Some records
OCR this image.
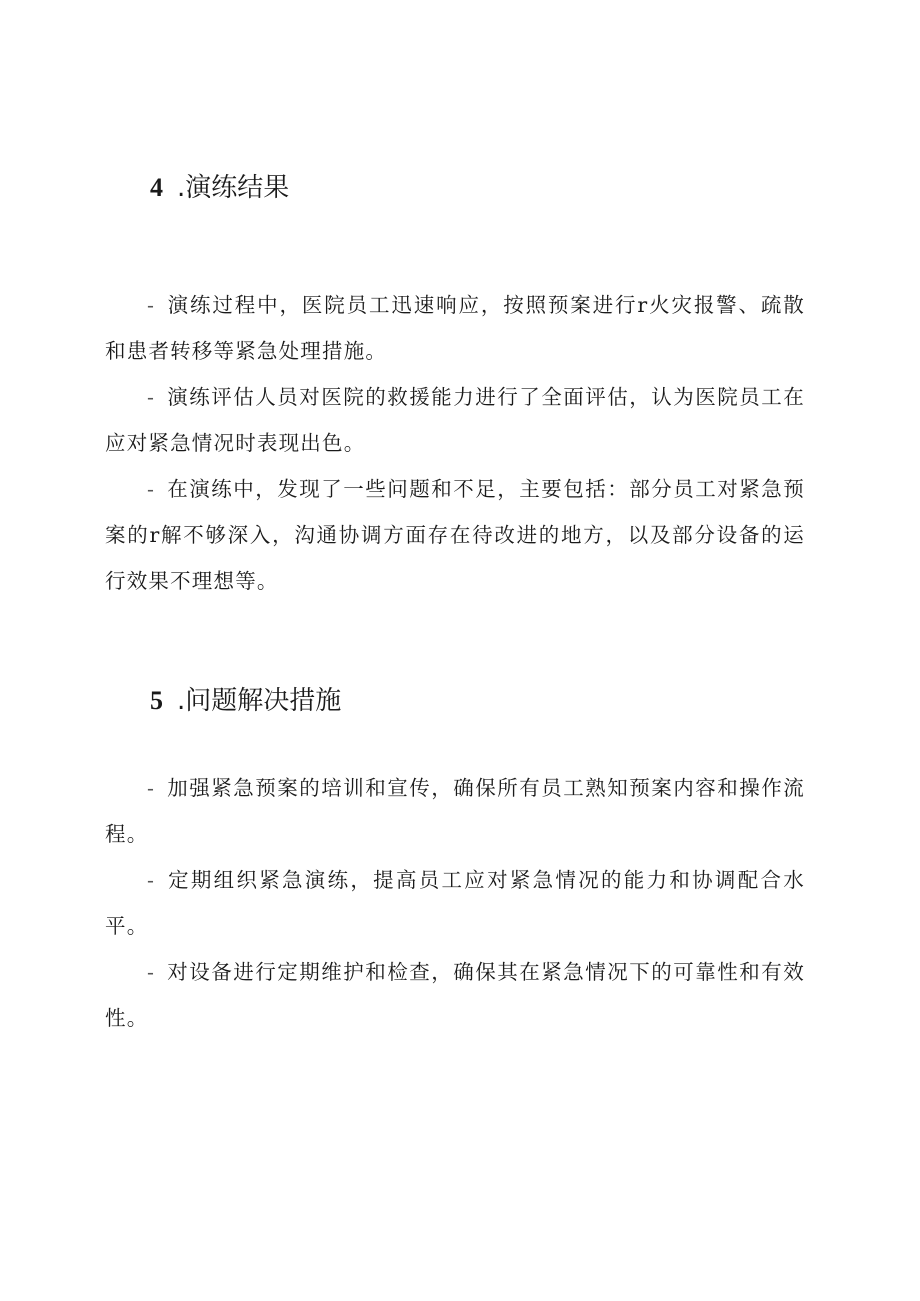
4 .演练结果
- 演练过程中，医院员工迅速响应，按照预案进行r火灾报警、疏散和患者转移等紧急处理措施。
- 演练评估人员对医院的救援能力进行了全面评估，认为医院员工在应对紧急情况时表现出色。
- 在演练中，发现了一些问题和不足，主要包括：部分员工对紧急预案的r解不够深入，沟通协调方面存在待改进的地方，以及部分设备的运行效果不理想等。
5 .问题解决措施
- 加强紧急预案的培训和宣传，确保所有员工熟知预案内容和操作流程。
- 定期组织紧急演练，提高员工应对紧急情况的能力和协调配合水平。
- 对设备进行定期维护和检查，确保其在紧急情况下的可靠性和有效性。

● Exercise:
Give back all entries exactly. No pictures belong in the copy.

● Exercise response:
OCR this image.
4 .演练结果
- 演练过程中，医院员工迅速响应，按照预案进行r火灾报警、疏散和患者转移等紧急处理措施。
- 演练评估人员对医院的救援能力进行了全面评估，认为医院员工在应对紧急情况时表现出色。
- 在演练中，发现了一些问题和不足，主要包括：部分员工对紧急预案的r解不够深入，沟通协调方面存在待改进的地方，以及部分设备的运行效果不理想等。
5 .问题解决措施
- 加强紧急预案的培训和宣传，确保所有员工熟知预案内容和操作流程。
- 定期组织紧急演练，提高员工应对紧急情况的能力和协调配合水平。
- 对设备进行定期维护和检查，确保其在紧急情况下的可靠性和有效性。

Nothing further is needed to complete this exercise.